## EXERCISE DESCRIPTION
Pull out from the material below all lines with "firma".

***

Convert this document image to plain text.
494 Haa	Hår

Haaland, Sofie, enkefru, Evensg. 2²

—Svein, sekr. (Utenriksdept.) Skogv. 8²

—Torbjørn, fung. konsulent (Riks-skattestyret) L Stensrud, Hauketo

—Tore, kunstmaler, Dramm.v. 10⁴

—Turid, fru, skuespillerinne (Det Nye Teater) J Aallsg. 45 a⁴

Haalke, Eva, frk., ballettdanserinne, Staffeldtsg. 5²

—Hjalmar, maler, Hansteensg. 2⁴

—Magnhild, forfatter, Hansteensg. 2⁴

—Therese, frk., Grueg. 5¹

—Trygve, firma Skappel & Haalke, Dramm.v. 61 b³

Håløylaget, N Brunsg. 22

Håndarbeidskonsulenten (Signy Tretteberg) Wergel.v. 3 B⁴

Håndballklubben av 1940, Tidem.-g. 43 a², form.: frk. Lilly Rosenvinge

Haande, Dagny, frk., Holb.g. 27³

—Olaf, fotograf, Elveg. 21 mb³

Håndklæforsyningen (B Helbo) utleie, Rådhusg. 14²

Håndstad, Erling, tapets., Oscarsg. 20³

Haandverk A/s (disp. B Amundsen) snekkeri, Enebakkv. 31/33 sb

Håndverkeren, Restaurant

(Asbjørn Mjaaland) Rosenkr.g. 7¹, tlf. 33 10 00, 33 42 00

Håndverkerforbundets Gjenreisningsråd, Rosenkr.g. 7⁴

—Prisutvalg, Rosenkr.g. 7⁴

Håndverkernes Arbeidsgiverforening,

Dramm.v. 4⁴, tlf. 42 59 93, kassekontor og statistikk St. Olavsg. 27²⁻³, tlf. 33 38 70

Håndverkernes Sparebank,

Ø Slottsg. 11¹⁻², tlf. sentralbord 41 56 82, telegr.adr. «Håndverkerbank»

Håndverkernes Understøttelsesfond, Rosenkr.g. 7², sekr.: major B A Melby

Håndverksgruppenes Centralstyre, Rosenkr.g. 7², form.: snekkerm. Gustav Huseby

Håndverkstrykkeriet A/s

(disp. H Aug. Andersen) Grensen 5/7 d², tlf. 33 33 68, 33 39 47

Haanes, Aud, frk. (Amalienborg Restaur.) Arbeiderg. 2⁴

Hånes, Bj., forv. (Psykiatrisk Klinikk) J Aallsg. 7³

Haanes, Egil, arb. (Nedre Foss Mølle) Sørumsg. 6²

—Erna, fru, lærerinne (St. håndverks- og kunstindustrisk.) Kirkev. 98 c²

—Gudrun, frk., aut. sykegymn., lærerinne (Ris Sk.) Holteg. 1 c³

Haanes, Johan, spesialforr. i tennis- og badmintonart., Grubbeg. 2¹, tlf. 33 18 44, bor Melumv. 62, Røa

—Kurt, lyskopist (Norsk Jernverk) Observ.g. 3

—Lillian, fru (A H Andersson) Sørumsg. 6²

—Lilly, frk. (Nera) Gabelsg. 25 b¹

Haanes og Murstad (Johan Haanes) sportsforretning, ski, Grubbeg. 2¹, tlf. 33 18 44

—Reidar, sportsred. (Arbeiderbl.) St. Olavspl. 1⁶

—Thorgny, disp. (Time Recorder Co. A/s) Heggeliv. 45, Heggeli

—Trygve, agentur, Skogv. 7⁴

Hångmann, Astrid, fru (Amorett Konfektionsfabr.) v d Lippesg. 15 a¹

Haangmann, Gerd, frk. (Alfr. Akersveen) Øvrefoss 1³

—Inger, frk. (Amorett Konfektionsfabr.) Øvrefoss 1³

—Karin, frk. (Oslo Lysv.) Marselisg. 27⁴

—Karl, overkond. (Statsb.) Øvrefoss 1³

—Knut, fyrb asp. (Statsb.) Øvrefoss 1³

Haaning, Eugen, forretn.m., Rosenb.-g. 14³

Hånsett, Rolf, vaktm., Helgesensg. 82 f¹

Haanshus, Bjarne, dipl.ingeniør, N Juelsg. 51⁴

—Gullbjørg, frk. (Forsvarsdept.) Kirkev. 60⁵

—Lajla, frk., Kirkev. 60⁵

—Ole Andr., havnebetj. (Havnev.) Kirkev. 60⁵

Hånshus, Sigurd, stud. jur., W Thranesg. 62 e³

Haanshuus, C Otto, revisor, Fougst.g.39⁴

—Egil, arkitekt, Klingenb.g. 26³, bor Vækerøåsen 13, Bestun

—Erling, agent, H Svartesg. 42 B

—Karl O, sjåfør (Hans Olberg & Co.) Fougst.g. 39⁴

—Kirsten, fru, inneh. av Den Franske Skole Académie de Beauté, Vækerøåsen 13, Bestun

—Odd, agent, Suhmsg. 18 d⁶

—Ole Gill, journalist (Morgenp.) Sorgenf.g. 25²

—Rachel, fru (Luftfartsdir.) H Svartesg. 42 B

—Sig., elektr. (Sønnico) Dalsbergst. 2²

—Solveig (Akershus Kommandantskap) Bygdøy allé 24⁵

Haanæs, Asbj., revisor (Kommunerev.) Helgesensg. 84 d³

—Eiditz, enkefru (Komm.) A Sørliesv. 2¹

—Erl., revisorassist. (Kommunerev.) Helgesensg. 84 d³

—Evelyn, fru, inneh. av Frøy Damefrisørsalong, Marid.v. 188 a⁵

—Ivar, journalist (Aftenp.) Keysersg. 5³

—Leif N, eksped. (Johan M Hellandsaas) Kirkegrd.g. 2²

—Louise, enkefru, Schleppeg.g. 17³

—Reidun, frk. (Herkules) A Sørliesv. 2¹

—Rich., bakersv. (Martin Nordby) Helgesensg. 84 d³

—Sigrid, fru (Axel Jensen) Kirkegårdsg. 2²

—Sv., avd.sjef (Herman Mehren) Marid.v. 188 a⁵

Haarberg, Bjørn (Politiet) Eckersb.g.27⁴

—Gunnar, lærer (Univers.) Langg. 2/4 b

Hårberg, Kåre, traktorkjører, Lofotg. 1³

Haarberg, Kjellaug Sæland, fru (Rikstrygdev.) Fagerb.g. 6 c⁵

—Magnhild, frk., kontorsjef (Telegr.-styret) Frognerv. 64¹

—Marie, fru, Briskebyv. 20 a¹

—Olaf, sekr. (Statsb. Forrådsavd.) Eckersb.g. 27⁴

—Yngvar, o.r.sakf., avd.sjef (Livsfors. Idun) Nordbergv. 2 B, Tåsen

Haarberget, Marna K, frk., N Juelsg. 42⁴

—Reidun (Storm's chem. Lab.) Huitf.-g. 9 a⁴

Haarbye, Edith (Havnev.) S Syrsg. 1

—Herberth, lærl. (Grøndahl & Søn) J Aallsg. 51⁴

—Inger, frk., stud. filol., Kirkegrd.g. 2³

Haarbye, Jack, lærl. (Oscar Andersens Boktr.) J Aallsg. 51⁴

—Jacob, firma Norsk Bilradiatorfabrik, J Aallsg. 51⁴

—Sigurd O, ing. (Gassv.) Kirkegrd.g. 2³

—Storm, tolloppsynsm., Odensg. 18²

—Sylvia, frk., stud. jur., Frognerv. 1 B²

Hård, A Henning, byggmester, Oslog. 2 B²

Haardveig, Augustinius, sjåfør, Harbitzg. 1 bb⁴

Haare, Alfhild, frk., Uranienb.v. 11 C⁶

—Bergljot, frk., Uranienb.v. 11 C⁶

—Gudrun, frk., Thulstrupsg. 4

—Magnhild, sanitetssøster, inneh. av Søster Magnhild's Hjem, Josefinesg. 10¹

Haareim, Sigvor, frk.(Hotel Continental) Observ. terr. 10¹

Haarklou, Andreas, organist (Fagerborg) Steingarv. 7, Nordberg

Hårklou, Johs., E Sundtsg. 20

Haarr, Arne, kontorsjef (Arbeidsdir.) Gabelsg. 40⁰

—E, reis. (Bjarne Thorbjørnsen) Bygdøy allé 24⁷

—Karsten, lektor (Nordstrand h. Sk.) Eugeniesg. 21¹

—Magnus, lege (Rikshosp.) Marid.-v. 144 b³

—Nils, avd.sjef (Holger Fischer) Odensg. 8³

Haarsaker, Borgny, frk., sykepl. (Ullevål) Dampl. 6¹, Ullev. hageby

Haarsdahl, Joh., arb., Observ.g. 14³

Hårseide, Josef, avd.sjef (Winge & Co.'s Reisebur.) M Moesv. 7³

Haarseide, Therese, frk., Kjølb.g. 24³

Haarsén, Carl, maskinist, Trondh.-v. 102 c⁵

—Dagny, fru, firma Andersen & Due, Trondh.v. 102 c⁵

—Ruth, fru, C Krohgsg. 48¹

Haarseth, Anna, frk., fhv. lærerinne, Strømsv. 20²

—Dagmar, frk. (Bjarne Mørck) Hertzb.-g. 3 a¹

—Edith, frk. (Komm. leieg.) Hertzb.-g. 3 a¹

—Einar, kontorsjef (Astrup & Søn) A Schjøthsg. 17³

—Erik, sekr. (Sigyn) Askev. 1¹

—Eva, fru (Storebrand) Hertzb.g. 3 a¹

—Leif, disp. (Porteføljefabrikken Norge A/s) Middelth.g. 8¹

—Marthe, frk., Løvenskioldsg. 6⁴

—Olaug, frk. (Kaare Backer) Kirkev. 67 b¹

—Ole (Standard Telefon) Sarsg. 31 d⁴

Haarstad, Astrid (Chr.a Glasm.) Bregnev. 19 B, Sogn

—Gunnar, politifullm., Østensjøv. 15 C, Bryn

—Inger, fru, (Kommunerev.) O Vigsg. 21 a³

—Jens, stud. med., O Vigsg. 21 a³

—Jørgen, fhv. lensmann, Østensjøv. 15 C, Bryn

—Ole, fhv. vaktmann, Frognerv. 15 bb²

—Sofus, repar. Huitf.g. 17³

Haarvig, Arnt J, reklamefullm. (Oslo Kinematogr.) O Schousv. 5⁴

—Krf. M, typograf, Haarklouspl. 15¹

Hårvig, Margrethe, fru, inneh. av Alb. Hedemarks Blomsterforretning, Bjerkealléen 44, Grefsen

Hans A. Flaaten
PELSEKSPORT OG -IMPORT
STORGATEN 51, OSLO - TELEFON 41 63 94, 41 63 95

***

## FINAL RESULT
—Trygve, firma Skappel & Haalke, Dramm.v. 61 b³
—Jacob, firma Norsk Bilradiatorfabrik, J Aallsg. 51⁴
—Dagny, fru, firma Andersen & Due, Trondh.v. 102 c⁵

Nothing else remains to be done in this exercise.